[start]
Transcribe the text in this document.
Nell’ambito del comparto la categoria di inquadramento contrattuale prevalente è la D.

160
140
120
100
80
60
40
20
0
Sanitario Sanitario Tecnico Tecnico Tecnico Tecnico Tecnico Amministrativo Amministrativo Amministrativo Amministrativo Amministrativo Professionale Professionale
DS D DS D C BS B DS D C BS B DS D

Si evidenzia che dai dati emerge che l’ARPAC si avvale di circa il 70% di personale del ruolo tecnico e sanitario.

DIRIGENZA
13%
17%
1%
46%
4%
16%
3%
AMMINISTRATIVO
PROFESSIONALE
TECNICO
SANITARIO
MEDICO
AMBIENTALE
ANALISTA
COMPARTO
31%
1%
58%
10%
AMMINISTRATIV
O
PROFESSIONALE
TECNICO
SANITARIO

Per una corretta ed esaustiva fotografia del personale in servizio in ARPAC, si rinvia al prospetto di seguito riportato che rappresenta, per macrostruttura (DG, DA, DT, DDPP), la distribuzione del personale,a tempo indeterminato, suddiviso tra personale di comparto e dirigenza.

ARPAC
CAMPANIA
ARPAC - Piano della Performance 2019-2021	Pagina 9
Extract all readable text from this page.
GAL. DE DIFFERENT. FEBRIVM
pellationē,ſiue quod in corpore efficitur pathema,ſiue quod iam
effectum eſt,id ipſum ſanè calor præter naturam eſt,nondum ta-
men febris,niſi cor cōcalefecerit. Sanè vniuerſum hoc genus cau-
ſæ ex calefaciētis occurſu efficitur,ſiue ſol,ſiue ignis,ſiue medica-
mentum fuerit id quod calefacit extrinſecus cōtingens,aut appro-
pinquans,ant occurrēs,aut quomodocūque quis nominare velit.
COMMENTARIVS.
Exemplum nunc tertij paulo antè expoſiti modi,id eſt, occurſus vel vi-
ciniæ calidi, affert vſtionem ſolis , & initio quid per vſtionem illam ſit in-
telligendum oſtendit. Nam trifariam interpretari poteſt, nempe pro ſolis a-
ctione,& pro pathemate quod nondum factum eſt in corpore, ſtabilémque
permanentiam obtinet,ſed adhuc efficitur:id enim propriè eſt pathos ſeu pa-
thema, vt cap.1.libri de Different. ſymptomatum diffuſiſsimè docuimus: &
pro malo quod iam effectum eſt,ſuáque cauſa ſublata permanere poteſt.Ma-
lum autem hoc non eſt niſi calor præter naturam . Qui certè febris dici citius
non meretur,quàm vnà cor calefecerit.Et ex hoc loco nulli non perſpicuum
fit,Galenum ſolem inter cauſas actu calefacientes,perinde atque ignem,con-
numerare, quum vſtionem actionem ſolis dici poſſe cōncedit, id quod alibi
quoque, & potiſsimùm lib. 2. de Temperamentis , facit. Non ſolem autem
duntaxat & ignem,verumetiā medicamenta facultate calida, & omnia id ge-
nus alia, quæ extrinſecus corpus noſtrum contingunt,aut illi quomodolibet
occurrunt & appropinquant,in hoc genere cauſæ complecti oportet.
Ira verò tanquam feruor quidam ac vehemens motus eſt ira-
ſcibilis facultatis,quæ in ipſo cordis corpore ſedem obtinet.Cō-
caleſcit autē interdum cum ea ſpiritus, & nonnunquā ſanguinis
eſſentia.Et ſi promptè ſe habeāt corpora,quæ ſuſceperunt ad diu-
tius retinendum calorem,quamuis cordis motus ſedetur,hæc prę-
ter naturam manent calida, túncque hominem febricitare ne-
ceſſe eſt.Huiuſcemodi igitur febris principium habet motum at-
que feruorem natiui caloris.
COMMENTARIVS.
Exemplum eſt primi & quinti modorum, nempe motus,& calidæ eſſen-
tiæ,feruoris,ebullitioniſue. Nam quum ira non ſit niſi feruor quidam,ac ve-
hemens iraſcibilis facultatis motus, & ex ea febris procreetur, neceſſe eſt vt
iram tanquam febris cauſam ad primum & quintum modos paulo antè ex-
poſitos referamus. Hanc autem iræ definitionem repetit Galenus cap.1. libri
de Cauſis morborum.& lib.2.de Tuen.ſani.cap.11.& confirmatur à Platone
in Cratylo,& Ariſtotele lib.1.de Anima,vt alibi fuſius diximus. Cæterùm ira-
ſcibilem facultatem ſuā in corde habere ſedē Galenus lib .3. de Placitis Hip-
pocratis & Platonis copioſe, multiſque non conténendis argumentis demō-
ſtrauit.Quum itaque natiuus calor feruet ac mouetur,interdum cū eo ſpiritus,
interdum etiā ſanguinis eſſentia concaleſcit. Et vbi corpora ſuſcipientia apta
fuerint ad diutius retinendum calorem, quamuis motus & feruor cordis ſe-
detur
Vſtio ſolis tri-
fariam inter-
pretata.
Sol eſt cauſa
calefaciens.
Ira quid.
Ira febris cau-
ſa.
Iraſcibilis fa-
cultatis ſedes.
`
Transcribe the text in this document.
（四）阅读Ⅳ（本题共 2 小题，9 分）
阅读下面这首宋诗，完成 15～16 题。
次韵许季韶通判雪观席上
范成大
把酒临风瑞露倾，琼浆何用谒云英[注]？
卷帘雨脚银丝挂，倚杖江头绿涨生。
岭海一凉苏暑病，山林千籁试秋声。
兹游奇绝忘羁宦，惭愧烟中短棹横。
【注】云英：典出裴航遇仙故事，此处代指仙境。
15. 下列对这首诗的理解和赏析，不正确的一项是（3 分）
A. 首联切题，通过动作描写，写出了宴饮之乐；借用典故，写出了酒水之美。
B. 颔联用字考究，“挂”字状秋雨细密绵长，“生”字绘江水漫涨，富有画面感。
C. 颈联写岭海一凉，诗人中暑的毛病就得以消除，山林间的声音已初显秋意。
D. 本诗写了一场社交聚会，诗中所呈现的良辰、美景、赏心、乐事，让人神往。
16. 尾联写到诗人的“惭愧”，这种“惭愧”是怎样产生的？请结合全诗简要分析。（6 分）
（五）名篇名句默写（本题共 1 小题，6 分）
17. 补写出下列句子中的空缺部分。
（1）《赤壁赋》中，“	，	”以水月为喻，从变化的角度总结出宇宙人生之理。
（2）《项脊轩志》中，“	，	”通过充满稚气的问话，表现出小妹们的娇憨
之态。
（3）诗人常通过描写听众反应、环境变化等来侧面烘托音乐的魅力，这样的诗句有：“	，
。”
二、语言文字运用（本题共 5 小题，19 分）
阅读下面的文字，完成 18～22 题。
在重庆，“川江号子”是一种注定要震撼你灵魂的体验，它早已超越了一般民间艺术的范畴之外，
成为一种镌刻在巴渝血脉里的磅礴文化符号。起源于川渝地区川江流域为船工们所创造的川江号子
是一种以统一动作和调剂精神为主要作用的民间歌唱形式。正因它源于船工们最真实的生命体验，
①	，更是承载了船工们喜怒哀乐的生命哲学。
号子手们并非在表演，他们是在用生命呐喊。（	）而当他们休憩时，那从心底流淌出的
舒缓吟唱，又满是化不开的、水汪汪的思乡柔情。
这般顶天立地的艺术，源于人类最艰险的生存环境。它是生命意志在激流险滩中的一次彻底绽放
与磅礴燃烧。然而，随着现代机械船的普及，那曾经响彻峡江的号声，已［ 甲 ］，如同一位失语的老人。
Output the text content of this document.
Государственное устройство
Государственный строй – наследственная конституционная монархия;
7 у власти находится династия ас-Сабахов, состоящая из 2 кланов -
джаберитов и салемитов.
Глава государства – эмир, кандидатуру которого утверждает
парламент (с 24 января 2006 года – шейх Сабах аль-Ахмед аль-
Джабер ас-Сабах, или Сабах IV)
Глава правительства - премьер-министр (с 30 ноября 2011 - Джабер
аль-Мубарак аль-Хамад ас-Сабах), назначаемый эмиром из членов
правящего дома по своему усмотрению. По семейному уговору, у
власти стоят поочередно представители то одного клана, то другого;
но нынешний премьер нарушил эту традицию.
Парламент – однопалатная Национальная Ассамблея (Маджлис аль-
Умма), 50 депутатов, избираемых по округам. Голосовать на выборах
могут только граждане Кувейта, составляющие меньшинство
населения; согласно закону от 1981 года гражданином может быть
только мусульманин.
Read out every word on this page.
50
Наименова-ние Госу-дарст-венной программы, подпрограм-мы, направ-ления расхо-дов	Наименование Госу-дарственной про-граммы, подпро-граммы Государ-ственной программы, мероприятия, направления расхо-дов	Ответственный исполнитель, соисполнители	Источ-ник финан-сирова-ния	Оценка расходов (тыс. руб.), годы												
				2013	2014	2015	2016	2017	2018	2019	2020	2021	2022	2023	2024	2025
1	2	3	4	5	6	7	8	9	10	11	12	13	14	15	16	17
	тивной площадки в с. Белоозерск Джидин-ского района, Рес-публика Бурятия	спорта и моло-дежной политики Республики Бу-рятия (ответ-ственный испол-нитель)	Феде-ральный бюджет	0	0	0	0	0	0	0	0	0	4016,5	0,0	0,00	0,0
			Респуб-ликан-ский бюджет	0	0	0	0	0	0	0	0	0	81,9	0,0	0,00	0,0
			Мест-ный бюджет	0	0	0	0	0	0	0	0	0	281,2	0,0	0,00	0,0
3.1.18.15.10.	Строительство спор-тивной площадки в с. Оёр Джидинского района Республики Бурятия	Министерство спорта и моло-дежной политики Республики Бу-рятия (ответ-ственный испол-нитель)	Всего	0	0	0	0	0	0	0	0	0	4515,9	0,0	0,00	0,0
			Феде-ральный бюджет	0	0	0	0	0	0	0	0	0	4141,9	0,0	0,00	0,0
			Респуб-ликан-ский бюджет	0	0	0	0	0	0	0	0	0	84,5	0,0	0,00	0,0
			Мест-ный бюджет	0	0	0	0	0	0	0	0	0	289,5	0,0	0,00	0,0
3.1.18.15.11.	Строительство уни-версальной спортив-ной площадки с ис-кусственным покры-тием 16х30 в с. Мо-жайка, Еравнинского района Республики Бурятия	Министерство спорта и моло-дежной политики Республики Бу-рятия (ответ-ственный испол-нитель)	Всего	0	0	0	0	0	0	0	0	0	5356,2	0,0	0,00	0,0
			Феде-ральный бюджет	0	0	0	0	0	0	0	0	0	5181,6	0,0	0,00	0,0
[end]
Task requirements
Find all lines where the word "alibi" appears. Copy them.

Written answer
numerare, quum vſtionem actionem ſolis dici poſſe cōncedit, id quod alibi
in Cratylo,& Ariſtotele lib.1.de Anima,vt alibi fuſius diximus. Cæterùm ira-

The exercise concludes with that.